Repeat that step with the neutral wire, twist the backbone lead and pigtail together and cap with a wirenut.
Repeat that step again with the ground wire. Twist the leads, and cap with a wirenut.
You now have three pigtail ends attached to the backbone with wire nut connections. Form the ends of the pigtails into neat, round hooks and attach them to the receptacle. The ground wire can either be screwed to the metal receptacle box or to the receptacle ground connection. The hot wire should be connected to the hot slot on the receptacle, and the neutral wire should be connected to the neutral slot.
3: The Switch
Moving down the line, it is now time to install the switch (p. 10). Here, you will be attaching the backbone from the receptacle, the switch, and the backbone from the junction box, which is wired with a special plug. You will not use pigtailing for the hot lead because the purpose of the switch is to interrupt the current, so you don’t want the current in the hot lead to bypass the switch as a pigtail set-up does.

Dataset entries

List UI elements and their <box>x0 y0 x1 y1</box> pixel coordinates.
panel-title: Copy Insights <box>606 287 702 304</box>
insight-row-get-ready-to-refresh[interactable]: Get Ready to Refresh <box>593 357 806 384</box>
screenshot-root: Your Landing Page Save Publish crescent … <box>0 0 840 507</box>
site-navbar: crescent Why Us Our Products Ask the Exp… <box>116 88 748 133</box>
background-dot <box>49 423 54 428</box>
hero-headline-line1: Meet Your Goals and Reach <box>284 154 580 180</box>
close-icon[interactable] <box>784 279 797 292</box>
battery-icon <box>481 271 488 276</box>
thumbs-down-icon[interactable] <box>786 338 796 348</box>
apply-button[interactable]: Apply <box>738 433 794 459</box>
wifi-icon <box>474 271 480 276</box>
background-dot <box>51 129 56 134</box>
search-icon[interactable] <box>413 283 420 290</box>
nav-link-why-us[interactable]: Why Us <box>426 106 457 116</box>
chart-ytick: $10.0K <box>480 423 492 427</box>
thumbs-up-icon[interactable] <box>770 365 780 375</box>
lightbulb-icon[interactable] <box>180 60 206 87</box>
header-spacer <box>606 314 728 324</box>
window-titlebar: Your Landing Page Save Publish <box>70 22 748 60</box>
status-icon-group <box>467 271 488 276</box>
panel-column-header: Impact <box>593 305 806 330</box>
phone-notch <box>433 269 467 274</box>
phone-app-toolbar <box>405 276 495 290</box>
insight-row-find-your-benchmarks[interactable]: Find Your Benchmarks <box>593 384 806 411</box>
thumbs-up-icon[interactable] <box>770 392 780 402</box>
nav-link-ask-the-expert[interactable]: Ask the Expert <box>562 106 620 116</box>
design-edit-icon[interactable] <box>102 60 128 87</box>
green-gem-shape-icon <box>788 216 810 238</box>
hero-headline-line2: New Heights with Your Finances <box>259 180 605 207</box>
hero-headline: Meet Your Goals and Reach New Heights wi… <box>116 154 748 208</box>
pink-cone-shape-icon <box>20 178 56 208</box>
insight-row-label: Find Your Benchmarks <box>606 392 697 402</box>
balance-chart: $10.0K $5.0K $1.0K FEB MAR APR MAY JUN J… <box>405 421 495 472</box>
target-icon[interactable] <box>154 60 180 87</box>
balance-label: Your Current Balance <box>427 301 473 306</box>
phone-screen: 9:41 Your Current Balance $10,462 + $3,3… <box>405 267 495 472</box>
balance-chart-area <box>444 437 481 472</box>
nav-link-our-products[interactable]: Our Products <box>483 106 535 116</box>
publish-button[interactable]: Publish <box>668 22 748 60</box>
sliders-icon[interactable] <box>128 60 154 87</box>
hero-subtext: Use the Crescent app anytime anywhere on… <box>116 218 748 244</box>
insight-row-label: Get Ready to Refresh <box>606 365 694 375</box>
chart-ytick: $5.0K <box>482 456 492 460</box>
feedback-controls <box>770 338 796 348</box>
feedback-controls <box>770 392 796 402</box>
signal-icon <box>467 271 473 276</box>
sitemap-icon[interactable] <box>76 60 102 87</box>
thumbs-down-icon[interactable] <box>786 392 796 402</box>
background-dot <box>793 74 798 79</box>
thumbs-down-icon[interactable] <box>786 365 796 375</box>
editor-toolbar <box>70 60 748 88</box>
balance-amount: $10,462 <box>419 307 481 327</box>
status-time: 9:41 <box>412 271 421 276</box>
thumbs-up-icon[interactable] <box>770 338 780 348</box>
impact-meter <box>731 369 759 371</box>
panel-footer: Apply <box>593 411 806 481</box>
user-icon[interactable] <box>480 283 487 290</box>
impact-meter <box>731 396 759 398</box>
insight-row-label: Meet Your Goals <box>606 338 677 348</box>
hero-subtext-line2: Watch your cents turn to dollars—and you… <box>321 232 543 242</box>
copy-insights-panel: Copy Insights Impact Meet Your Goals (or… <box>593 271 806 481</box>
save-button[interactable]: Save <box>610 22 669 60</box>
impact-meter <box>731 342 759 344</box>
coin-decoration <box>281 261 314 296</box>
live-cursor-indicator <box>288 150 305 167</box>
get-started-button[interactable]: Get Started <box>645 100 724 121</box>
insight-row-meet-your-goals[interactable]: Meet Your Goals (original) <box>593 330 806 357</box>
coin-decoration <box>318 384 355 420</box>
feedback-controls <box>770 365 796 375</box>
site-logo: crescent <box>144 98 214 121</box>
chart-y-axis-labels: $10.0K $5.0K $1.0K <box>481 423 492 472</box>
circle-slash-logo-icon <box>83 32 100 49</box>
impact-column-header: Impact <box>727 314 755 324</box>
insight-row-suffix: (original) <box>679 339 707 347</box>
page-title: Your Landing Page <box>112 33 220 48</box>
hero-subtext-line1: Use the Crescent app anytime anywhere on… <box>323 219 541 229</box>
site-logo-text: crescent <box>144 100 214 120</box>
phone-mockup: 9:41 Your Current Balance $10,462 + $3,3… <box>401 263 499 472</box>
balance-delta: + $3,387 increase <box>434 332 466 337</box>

Problems and tasks
1/ Copy the part of the wiring instructions that opens with the words containing "Repeat that step with" and closes with "the neutral slot.", substituting "wire connector" for "wirenut".
2/ According to the wiring instructions, where can the ground wire be screwed?
Rely only on the wiring instructions for your answers.

Solutions by task
1/
Repeat that step with the neutral wire, twist the backbone lead and pigtail together and cap with a wire connector.
Repeat that step again with the ground wire. Twist the leads, and cap with a wire connector.
You now have three pigtail ends attached to the backbone with wire nut connections. Form the ends of the pigtails into neat, round hooks and attach them to the receptacle. The ground wire can either be screwed to the metal receptacle box or to the receptacle ground connection. The hot wire should be connected to the hot slot on the receptacle, and the neutral wire should be connected to the neutral slot.

2/ To the metal receptacle box or to the receptacle ground connection.